[Entries drawn from a collection]
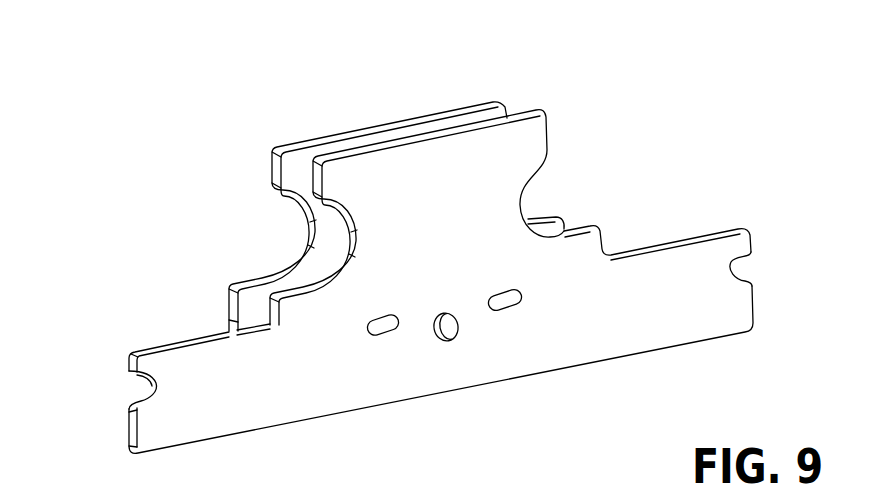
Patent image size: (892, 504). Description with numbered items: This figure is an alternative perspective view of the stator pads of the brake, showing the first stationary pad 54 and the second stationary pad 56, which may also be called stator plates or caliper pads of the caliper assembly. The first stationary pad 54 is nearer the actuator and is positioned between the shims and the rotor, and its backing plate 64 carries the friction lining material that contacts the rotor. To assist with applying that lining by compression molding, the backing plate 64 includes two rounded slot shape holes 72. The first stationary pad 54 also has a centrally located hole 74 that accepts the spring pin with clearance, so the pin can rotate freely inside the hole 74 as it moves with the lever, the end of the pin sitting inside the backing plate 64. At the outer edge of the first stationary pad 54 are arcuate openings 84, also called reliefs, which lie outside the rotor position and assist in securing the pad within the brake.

The second stationary pad 56 is at (255, 130).
The first stationary pad 54 is at (546, 105).
The backing plate 64 is at (660, 239).
The arcuate openings 84 is at (152, 382).
The hole 74 is at (447, 337).
The rounded slot shape holes 72 is at (512, 302).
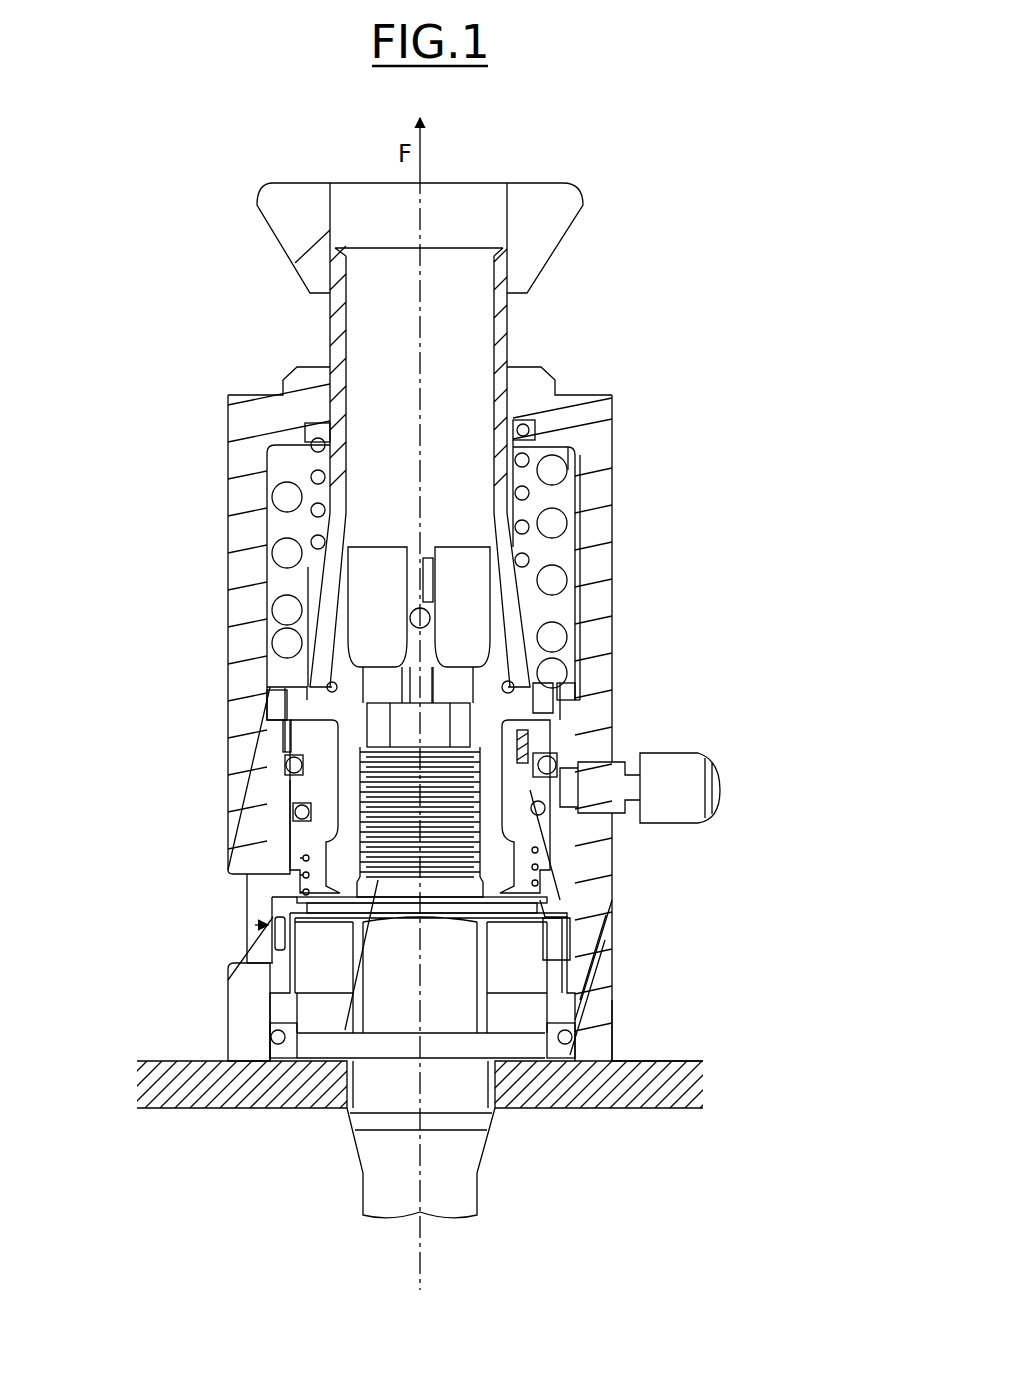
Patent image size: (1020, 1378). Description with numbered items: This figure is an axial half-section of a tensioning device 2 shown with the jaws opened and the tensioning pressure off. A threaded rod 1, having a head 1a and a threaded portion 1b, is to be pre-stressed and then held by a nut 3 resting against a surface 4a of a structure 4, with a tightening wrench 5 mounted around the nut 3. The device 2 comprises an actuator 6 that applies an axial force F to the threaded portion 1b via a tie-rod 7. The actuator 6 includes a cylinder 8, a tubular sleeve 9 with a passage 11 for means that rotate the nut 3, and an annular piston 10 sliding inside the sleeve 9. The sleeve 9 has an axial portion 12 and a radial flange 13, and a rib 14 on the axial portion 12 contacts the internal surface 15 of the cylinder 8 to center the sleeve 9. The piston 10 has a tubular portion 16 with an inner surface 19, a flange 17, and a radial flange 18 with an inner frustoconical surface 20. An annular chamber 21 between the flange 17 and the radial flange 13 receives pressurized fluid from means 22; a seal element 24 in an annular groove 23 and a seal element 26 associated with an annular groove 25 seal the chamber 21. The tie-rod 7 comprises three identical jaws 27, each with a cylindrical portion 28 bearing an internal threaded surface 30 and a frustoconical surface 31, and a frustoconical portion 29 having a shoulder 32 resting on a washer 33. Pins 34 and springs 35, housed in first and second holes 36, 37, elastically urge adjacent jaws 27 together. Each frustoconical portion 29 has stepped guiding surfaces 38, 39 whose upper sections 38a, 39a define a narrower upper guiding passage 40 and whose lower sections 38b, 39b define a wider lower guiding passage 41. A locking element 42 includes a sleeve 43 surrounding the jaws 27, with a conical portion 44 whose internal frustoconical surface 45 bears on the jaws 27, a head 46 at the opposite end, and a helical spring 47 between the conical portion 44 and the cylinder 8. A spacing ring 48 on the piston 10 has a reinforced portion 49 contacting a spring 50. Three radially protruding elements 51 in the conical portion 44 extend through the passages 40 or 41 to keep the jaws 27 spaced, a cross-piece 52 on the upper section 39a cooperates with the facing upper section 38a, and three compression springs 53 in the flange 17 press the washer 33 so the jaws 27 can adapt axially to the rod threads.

The threaded rod 1 is at (470, 1176).
The head 1a is at (275, 777).
The threaded portion 1b is at (350, 978).
The tensioning device 2 is at (645, 178).
The nut 3 is at (322, 1002).
The structure 4 is at (705, 1085).
The surface 4a is at (700, 1057).
The tightening wrench 5 is at (282, 955).
The actuator 6 is at (688, 392).
The tie-rod 7 is at (437, 414).
The cylinder 8 is at (607, 467).
The tubular sleeve 9 is at (590, 957).
The piston 10 is at (300, 870).
The passage 11 is at (272, 935).
The axial portion 12 is at (612, 1030).
The radial flange 13 is at (540, 833).
The rib 14 is at (573, 670).
The internal surface 15 is at (560, 460).
The tubular portion 16 is at (260, 917).
The flange 17 is at (290, 763).
The radial flange 18 is at (303, 937).
The inner surface 19 is at (290, 882).
The inner frustoconical surface 20 is at (287, 923).
The annular chamber 21 is at (560, 760).
The means for supplying fluid 22 is at (720, 790).
The annular groove 23 is at (327, 820).
The seal element 24 is at (320, 800).
The annular groove 25 is at (557, 840).
The seal element 26 is at (543, 813).
The jaw 27 is at (392, 550).
The cylindrical portion 28 is at (548, 935).
The frustoconical portion 29 is at (578, 640).
The internal threaded surface 30 is at (542, 917).
The frustoconical surface 31 is at (600, 975).
The shoulder 32 is at (282, 712).
The washer 33 is at (293, 745).
The pin 34 is at (567, 690).
The spring 35 is at (575, 655).
The first hole 36 is at (543, 715).
The second hole 37 is at (290, 655).
The guiding surface 38 is at (403, 640).
The upper section 38a is at (424, 562).
The lower section 38b is at (403, 655).
The guiding surface 39 is at (437, 637).
The upper section 39a is at (428, 612).
The lower section 39b is at (440, 655).
The upper guiding passage 40 is at (573, 617).
The lower guiding passage 41 is at (277, 687).
The locking element 42 is at (336, 178).
The sleeve 43 is at (338, 327).
The conical portion 44 is at (317, 612).
The internal frustoconical surface 45 is at (270, 582).
The head 46 is at (278, 230).
The helical spring 47 is at (525, 455).
The spacing ring 48 is at (270, 700).
The reinforced portion 49 is at (265, 655).
The spring 50 is at (283, 498).
The radially protruding element 51 is at (567, 593).
The cross-piece 52 is at (555, 577).
The compression spring 53 is at (527, 745).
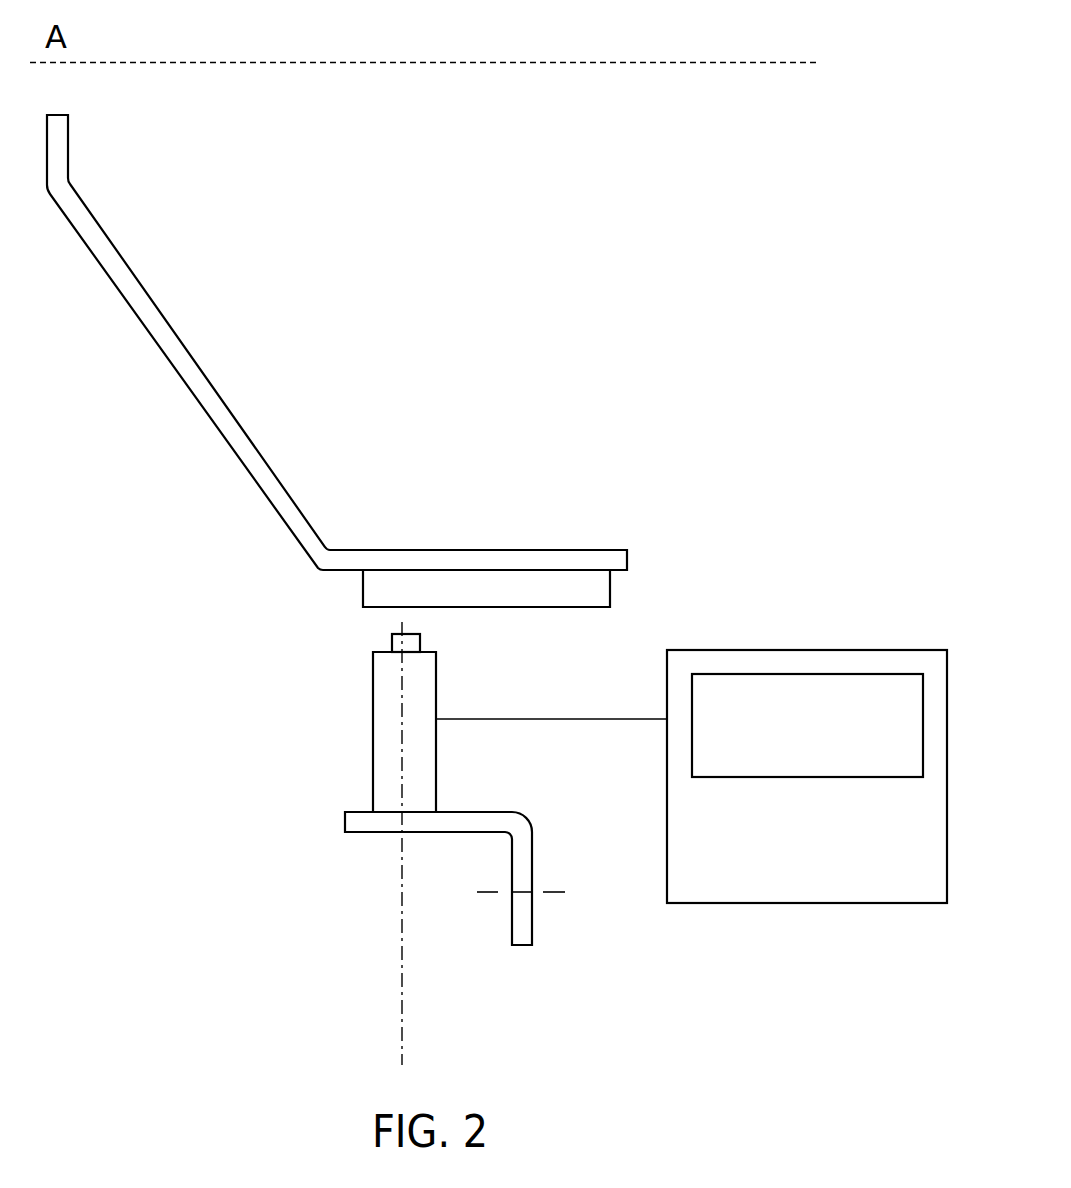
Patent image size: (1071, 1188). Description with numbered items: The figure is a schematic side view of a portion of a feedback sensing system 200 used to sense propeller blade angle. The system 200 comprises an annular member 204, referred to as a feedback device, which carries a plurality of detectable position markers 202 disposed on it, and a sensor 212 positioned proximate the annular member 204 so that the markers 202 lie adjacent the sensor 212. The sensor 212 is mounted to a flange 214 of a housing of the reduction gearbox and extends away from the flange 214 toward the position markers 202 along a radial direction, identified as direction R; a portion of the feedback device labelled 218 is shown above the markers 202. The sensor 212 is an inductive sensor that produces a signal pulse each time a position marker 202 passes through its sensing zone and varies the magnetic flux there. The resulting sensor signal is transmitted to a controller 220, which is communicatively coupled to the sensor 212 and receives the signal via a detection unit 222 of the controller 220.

The feedback sensing system 200 is at (742, 369).
The position markers 202 is at (467, 585).
The annular member 204 is at (147, 327).
The sensor 212 is at (374, 716).
The flange 214 is at (345, 822).
The support plate 218 is at (587, 548).
The controller 220 is at (833, 890).
The detection unit 222 is at (833, 758).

» **What the task asks**: Please reproduce every one of the lines above word for word, leaving out the pictures.

» **Result for this exercise**:
Patent image size: (892, 504). Description with numbered items: This figure is an alternative perspective view of the stator pads of the brake, showing the first stationary pad 54 and the second stationary pad 56, which may also be called stator plates or caliper pads of the caliper assembly. The first stationary pad 54 is nearer the actuator and is positioned between the shims and the rotor, and its backing plate 64 carries the friction lining material that contacts the rotor. To assist with applying that lining by compression molding, the backing plate 64 includes two rounded slot shape holes 72. The first stationary pad 54 also has a centrally located hole 74 that accepts the spring pin with clearance, so the pin can rotate freely inside the hole 74 as it moves with the lever, the end of the pin sitting inside the backing plate 64. At the outer edge of the first stationary pad 54 are arcuate openings 84, also called reliefs, which lie outside the rotor position and assist in securing the pad within the brake.

The second stationary pad 56 is at (255, 130).
The first stationary pad 54 is at (546, 105).
The backing plate 64 is at (660, 239).
The arcuate openings 84 is at (152, 382).
The hole 74 is at (447, 337).
The rounded slot shape holes 72 is at (512, 302).
Patent image size: (1020, 1378). Description with numbered items: This figure is an axial half-section of a tensioning device 2 shown with the jaws opened and the tensioning pressure off. A threaded rod 1, having a head 1a and a threaded portion 1b, is to be pre-stressed and then held by a nut 3 resting against a surface 4a of a structure 4, with a tightening wrench 5 mounted around the nut 3. The device 2 comprises an actuator 6 that applies an axial force F to the threaded portion 1b via a tie-rod 7. The actuator 6 includes a cylinder 8, a tubular sleeve 9 with a passage 11 for means that rotate the nut 3, and an annular piston 10 sliding inside the sleeve 9. The sleeve 9 has an axial portion 12 and a radial flange 13, and a rib 14 on the axial portion 12 contacts the internal surface 15 of the cylinder 8 to center the sleeve 9. The piston 10 has a tubular portion 16 with an inner surface 19, a flange 17, and a radial flange 18 with an inner frustoconical surface 20. An annular chamber 21 between the flange 17 and the radial flange 13 receives pressurized fluid from means 22; a seal element 24 in an annular groove 23 and a seal element 26 associated with an annular groove 25 seal the chamber 21. The tie-rod 7 comprises three identical jaws 27, each with a cylindrical portion 28 bearing an internal threaded surface 30 and a frustoconical surface 31, and a frustoconical portion 29 having a shoulder 32 resting on a washer 33. Pins 34 and springs 35, housed in first and second holes 36, 37, elastically urge adjacent jaws 27 together. Each frustoconical portion 29 has stepped guiding surfaces 38, 39 whose upper sections 38a, 39a define a narrower upper guiding passage 40 and whose lower sections 38b, 39b define a wider lower guiding passage 41. A locking element 42 includes a sleeve 43 surrounding the jaws 27, with a conical portion 44 whose internal frustoconical surface 45 bears on the jaws 27, a head 46 at the opposite end, and a helical spring 47 between the conical portion 44 and the cylinder 8. A spacing ring 48 on the piston 10 has a reinforced portion 49 contacting a spring 50. Three radially protruding elements 51 in the conical portion 44 extend through the passages 40 or 41 to keep the jaws 27 spaced, a cross-piece 52 on the upper section 39a cooperates with the facing upper section 38a, and three compression springs 53 in the flange 17 press the washer 33 so the jaws 27 can adapt axially to the rod threads.

The threaded rod 1 is at (470, 1176).
The head 1a is at (275, 777).
The threaded portion 1b is at (350, 978).
The tensioning device 2 is at (645, 178).
The nut 3 is at (322, 1002).
The structure 4 is at (705, 1085).
The surface 4a is at (700, 1057).
The tightening wrench 5 is at (282, 955).
The actuator 6 is at (688, 392).
The tie-rod 7 is at (437, 414).
The cylinder 8 is at (607, 467).
The tubular sleeve 9 is at (590, 957).
The piston 10 is at (300, 870).
The passage 11 is at (272, 935).
The axial portion 12 is at (612, 1030).
The radial flange 13 is at (540, 833).
The rib 14 is at (573, 670).
The internal surface 15 is at (560, 460).
The tubular portion 16 is at (260, 917).
The flange 17 is at (290, 763).
The radial flange 18 is at (303, 937).
The inner surface 19 is at (290, 882).
The inner frustoconical surface 20 is at (287, 923).
The annular chamber 21 is at (560, 760).
The means for supplying fluid 22 is at (720, 790).
The annular groove 23 is at (327, 820).
The seal element 24 is at (320, 800).
The annular groove 25 is at (557, 840).
The seal element 26 is at (543, 813).
The jaw 27 is at (392, 550).
The cylindrical portion 28 is at (548, 935).
The frustoconical portion 29 is at (578, 640).
The internal threaded surface 30 is at (542, 917).
The frustoconical surface 31 is at (600, 975).
The shoulder 32 is at (282, 712).
The washer 33 is at (293, 745).
The pin 34 is at (567, 690).
The spring 35 is at (575, 655).
The first hole 36 is at (543, 715).
The second hole 37 is at (290, 655).
The guiding surface 38 is at (403, 640).
The upper section 38a is at (424, 562).
The lower section 38b is at (403, 655).
The guiding surface 39 is at (437, 637).
The upper section 39a is at (428, 612).
The lower section 39b is at (440, 655).
The upper guiding passage 40 is at (573, 617).
The lower guiding passage 41 is at (277, 687).
The locking element 42 is at (336, 178).
The sleeve 43 is at (338, 327).
The conical portion 44 is at (317, 612).
The internal frustoconical surface 45 is at (270, 582).
The head 46 is at (278, 230).
The helical spring 47 is at (525, 455).
The spacing ring 48 is at (270, 700).
The reinforced portion 49 is at (265, 655).
The spring 50 is at (283, 498).
The radially protruding element 51 is at (567, 593).
The cross-piece 52 is at (555, 577).
The compression spring 53 is at (527, 745).
Patent image size: (1071, 1188). Description with numbered items: The figure is a schematic side view of a portion of a feedback sensing system 200 used to sense propeller blade angle. The system 200 comprises an annular member 204, referred to as a feedback device, which carries a plurality of detectable position markers 202 disposed on it, and a sensor 212 positioned proximate the annular member 204 so that the markers 202 lie adjacent the sensor 212. The sensor 212 is mounted to a flange 214 of a housing of the reduction gearbox and extends away from the flange 214 toward the position markers 202 along a radial direction, identified as direction R; a portion of the feedback device labelled 218 is shown above the markers 202. The sensor 212 is an inductive sensor that produces a signal pulse each time a position marker 202 passes through its sensing zone and varies the magnetic flux there. The resulting sensor signal is transmitted to a controller 220, which is communicatively coupled to the sensor 212 and receives the signal via a detection unit 222 of the controller 220.

The feedback sensing system 200 is at (742, 369).
The position markers 202 is at (467, 585).
The annular member 204 is at (147, 327).
The sensor 212 is at (374, 716).
The flange 214 is at (345, 822).
The support plate 218 is at (587, 548).
The controller 220 is at (833, 890).
The detection unit 222 is at (833, 758).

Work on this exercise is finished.